RECORDS SHOWN: Begin

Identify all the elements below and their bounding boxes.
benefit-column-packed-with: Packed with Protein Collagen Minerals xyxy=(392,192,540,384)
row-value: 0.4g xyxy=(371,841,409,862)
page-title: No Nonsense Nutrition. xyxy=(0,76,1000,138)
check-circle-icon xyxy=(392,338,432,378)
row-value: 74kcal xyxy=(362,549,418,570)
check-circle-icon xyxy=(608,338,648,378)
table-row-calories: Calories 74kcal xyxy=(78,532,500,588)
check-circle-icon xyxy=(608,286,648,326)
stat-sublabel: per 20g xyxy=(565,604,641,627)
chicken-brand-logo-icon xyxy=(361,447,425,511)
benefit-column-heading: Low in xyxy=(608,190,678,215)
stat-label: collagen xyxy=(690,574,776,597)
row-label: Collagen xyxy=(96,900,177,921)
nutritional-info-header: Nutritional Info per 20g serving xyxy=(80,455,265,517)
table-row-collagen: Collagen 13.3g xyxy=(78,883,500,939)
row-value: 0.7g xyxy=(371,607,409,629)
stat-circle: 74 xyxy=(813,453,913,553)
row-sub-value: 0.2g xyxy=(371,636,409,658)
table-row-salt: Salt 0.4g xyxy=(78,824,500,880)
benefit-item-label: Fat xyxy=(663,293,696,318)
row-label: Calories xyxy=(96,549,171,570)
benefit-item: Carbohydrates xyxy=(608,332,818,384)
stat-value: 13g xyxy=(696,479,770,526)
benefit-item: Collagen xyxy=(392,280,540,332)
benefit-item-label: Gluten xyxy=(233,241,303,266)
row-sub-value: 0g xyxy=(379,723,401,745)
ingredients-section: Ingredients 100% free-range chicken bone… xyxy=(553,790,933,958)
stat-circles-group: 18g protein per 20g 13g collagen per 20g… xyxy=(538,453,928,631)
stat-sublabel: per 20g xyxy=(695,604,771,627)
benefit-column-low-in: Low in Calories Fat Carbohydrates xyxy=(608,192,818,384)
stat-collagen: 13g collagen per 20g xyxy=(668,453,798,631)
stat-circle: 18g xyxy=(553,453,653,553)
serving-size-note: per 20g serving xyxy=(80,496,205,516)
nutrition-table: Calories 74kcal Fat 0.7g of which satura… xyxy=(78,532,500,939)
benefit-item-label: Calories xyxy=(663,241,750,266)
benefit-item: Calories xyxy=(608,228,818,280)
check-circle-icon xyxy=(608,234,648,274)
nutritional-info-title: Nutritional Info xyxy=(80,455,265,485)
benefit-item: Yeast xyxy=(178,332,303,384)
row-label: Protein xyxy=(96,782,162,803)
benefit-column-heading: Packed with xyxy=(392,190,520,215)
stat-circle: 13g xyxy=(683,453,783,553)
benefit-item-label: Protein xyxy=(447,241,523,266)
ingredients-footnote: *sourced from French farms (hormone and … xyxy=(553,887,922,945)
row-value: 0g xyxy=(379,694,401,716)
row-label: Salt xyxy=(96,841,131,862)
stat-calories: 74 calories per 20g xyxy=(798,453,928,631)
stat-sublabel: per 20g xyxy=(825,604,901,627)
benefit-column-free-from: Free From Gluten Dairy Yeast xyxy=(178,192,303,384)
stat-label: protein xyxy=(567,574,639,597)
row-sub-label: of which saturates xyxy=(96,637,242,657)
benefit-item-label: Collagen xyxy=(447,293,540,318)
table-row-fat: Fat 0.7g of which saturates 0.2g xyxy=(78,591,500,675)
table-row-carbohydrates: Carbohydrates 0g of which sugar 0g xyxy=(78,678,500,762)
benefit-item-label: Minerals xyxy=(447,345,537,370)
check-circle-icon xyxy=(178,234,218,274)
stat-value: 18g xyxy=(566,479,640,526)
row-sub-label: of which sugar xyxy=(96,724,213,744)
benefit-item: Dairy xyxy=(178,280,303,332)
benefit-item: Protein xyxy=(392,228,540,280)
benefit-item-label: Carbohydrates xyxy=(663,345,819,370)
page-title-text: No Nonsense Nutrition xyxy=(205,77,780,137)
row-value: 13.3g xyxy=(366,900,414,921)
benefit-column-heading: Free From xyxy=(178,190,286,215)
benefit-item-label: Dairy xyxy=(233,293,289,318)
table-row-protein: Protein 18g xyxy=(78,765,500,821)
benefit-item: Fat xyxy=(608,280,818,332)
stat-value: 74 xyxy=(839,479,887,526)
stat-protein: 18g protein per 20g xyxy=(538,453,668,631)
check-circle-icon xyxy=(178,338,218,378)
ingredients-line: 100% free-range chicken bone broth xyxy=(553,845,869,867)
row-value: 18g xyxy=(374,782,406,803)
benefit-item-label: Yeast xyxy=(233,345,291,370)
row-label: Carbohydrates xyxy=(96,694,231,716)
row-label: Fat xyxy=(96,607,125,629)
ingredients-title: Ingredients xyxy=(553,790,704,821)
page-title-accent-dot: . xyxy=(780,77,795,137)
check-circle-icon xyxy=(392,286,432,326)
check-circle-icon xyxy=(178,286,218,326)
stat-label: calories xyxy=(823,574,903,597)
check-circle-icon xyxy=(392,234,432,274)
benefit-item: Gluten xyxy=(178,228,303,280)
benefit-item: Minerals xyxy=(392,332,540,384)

RECORDS SHOWN: End

### EXERCISE PROMPT:
Line by line, retype all the entries exactly as they are shown.

### FINISHED TASK:
Identify all the elements below and their bounding boxes.
benefit-column-packed-with: Packed with Protein Collagen Minerals xyxy=(392,192,540,384)
row-value: 0.4g xyxy=(371,841,409,862)
page-title: No Nonsense Nutrition. xyxy=(0,76,1000,138)
check-circle-icon xyxy=(392,338,432,378)
row-value: 74kcal xyxy=(362,549,418,570)
check-circle-icon xyxy=(608,338,648,378)
table-row-calories: Calories 74kcal xyxy=(78,532,500,588)
check-circle-icon xyxy=(608,286,648,326)
stat-sublabel: per 20g xyxy=(565,604,641,627)
chicken-brand-logo-icon xyxy=(361,447,425,511)
benefit-column-heading: Low in xyxy=(608,190,678,215)
stat-label: collagen xyxy=(690,574,776,597)
row-label: Collagen xyxy=(96,900,177,921)
nutritional-info-header: Nutritional Info per 20g serving xyxy=(80,455,265,517)
table-row-collagen: Collagen 13.3g xyxy=(78,883,500,939)
row-value: 0.7g xyxy=(371,607,409,629)
stat-circle: 74 xyxy=(813,453,913,553)
row-sub-value: 0.2g xyxy=(371,636,409,658)
table-row-salt: Salt 0.4g xyxy=(78,824,500,880)
benefit-item-label: Fat xyxy=(663,293,696,318)
row-label: Calories xyxy=(96,549,171,570)
benefit-item: Carbohydrates xyxy=(608,332,818,384)
stat-value: 13g xyxy=(696,479,770,526)
benefit-item: Collagen xyxy=(392,280,540,332)
benefit-item-label: Gluten xyxy=(233,241,303,266)
row-sub-value: 0g xyxy=(379,723,401,745)
ingredients-section: Ingredients 100% free-range chicken bone… xyxy=(553,790,933,958)
stat-circles-group: 18g protein per 20g 13g collagen per 20g… xyxy=(538,453,928,631)
stat-sublabel: per 20g xyxy=(695,604,771,627)
benefit-column-low-in: Low in Calories Fat Carbohydrates xyxy=(608,192,818,384)
stat-collagen: 13g collagen per 20g xyxy=(668,453,798,631)
stat-circle: 18g xyxy=(553,453,653,553)
serving-size-note: per 20g serving xyxy=(80,496,205,516)
nutrition-table: Calories 74kcal Fat 0.7g of which satura… xyxy=(78,532,500,939)
benefit-item-label: Calories xyxy=(663,241,750,266)
benefit-item: Calories xyxy=(608,228,818,280)
check-circle-icon xyxy=(608,234,648,274)
nutritional-info-title: Nutritional Info xyxy=(80,455,265,485)
benefit-item: Yeast xyxy=(178,332,303,384)
row-label: Protein xyxy=(96,782,162,803)
benefit-column-heading: Packed with xyxy=(392,190,520,215)
stat-circle: 13g xyxy=(683,453,783,553)
benefit-item-label: Protein xyxy=(447,241,523,266)
ingredients-footnote: *sourced from French farms (hormone and … xyxy=(553,887,922,945)
row-value: 0g xyxy=(379,694,401,716)
row-label: Salt xyxy=(96,841,131,862)
stat-calories: 74 calories per 20g xyxy=(798,453,928,631)
stat-sublabel: per 20g xyxy=(825,604,901,627)
benefit-column-free-from: Free From Gluten Dairy Yeast xyxy=(178,192,303,384)
stat-label: protein xyxy=(567,574,639,597)
row-sub-label: of which saturates xyxy=(96,637,242,657)
benefit-item-label: Collagen xyxy=(447,293,540,318)
table-row-fat: Fat 0.7g of which saturates 0.2g xyxy=(78,591,500,675)
table-row-carbohydrates: Carbohydrates 0g of which sugar 0g xyxy=(78,678,500,762)
benefit-item-label: Minerals xyxy=(447,345,537,370)
check-circle-icon xyxy=(178,234,218,274)
stat-value: 18g xyxy=(566,479,640,526)
row-sub-label: of which sugar xyxy=(96,724,213,744)
benefit-item: Dairy xyxy=(178,280,303,332)
benefit-item: Protein xyxy=(392,228,540,280)
benefit-item-label: Carbohydrates xyxy=(663,345,819,370)
page-title-text: No Nonsense Nutrition xyxy=(205,77,780,137)
row-value: 13.3g xyxy=(366,900,414,921)
benefit-column-heading: Free From xyxy=(178,190,286,215)
benefit-item-label: Dairy xyxy=(233,293,289,318)
table-row-protein: Protein 18g xyxy=(78,765,500,821)
benefit-item: Fat xyxy=(608,280,818,332)
stat-value: 74 xyxy=(839,479,887,526)
stat-protein: 18g protein per 20g xyxy=(538,453,668,631)
check-circle-icon xyxy=(178,338,218,378)
ingredients-line: 100% free-range chicken bone broth xyxy=(553,845,869,867)
row-value: 18g xyxy=(374,782,406,803)
benefit-item-label: Yeast xyxy=(233,345,291,370)
row-label: Carbohydrates xyxy=(96,694,231,716)
row-label: Fat xyxy=(96,607,125,629)
ingredients-title: Ingredients xyxy=(553,790,704,821)
page-title-accent-dot: . xyxy=(780,77,795,137)
check-circle-icon xyxy=(392,286,432,326)
check-circle-icon xyxy=(178,286,218,326)
stat-label: calories xyxy=(823,574,903,597)
check-circle-icon xyxy=(392,234,432,274)
benefit-item: Gluten xyxy=(178,228,303,280)
benefit-item: Minerals xyxy=(392,332,540,384)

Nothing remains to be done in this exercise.